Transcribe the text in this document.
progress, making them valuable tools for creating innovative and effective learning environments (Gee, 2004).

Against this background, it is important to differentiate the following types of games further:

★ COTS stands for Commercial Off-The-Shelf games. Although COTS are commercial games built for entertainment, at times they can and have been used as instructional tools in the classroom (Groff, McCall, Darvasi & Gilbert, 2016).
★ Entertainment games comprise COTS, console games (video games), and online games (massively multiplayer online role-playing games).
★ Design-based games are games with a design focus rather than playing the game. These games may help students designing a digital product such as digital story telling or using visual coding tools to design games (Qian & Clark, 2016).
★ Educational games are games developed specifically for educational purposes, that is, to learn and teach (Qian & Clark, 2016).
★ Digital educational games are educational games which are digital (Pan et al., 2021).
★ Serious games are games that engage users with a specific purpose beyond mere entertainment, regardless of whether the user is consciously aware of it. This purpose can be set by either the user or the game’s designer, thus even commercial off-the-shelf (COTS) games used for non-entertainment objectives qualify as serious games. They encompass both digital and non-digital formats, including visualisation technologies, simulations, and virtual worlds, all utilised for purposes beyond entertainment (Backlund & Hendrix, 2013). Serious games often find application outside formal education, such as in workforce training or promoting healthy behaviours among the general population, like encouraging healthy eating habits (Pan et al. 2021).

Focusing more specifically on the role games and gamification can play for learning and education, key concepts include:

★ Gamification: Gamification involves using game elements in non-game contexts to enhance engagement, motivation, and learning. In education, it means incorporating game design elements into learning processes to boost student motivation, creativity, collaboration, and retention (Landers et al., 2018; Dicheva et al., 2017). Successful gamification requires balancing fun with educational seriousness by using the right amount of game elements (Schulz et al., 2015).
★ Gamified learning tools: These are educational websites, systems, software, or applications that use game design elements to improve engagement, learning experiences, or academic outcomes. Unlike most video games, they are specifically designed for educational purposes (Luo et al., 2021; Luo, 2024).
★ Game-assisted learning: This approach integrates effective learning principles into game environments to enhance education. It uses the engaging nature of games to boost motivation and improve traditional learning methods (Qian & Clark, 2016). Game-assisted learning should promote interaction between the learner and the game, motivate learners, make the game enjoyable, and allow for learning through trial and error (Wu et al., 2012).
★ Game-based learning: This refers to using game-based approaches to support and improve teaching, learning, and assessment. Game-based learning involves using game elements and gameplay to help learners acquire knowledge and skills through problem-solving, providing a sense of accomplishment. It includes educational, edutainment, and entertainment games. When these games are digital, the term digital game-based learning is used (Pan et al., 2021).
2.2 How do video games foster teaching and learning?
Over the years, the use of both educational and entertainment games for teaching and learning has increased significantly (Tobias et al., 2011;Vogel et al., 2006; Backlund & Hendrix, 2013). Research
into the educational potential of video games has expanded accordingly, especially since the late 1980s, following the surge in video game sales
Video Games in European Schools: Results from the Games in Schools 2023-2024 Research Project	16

##########

Directive
Transcribe all entries exactly as they are given.

Written reply
Transcribe the text in this document.
progress, making them valuable tools for creating innovative and effective learning environments (Gee, 2004).

Against this background, it is important to differentiate the following types of games further:

★ COTS stands for Commercial Off-The-Shelf games. Although COTS are commercial games built for entertainment, at times they can and have been used as instructional tools in the classroom (Groff, McCall, Darvasi & Gilbert, 2016).
★ Entertainment games comprise COTS, console games (video games), and online games (massively multiplayer online role-playing games).
★ Design-based games are games with a design focus rather than playing the game. These games may help students designing a digital product such as digital story telling or using visual coding tools to design games (Qian & Clark, 2016).
★ Educational games are games developed specifically for educational purposes, that is, to learn and teach (Qian & Clark, 2016).
★ Digital educational games are educational games which are digital (Pan et al., 2021).
★ Serious games are games that engage users with a specific purpose beyond mere entertainment, regardless of whether the user is consciously aware of it. This purpose can be set by either the user or the game’s designer, thus even commercial off-the-shelf (COTS) games used for non-entertainment objectives qualify as serious games. They encompass both digital and non-digital formats, including visualisation technologies, simulations, and virtual worlds, all utilised for purposes beyond entertainment (Backlund & Hendrix, 2013). Serious games often find application outside formal education, such as in workforce training or promoting healthy behaviours among the general population, like encouraging healthy eating habits (Pan et al. 2021).

Focusing more specifically on the role games and gamification can play for learning and education, key concepts include:

★ Gamification: Gamification involves using game elements in non-game contexts to enhance engagement, motivation, and learning. In education, it means incorporating game design elements into learning processes to boost student motivation, creativity, collaboration, and retention (Landers et al., 2018; Dicheva et al., 2017). Successful gamification requires balancing fun with educational seriousness by using the right amount of game elements (Schulz et al., 2015).
★ Gamified learning tools: These are educational websites, systems, software, or applications that use game design elements to improve engagement, learning experiences, or academic outcomes. Unlike most video games, they are specifically designed for educational purposes (Luo et al., 2021; Luo, 2024).
★ Game-assisted learning: This approach integrates effective learning principles into game environments to enhance education. It uses the engaging nature of games to boost motivation and improve traditional learning methods (Qian & Clark, 2016). Game-assisted learning should promote interaction between the learner and the game, motivate learners, make the game enjoyable, and allow for learning through trial and error (Wu et al., 2012).
★ Game-based learning: This refers to using game-based approaches to support and improve teaching, learning, and assessment. Game-based learning involves using game elements and gameplay to help learners acquire knowledge and skills through problem-solving, providing a sense of accomplishment. It includes educational, edutainment, and entertainment games. When these games are digital, the term digital game-based learning is used (Pan et al., 2021).
2.2 How do video games foster teaching and learning?
Over the years, the use of both educational and entertainment games for teaching and learning has increased significantly (Tobias et al., 2011;Vogel et al., 2006; Backlund & Hendrix, 2013). Research
into the educational potential of video games has expanded accordingly, especially since the late 1980s, following the surge in video game sales
Video Games in European Schools: Results from the Games in Schools 2023-2024 Research Project	16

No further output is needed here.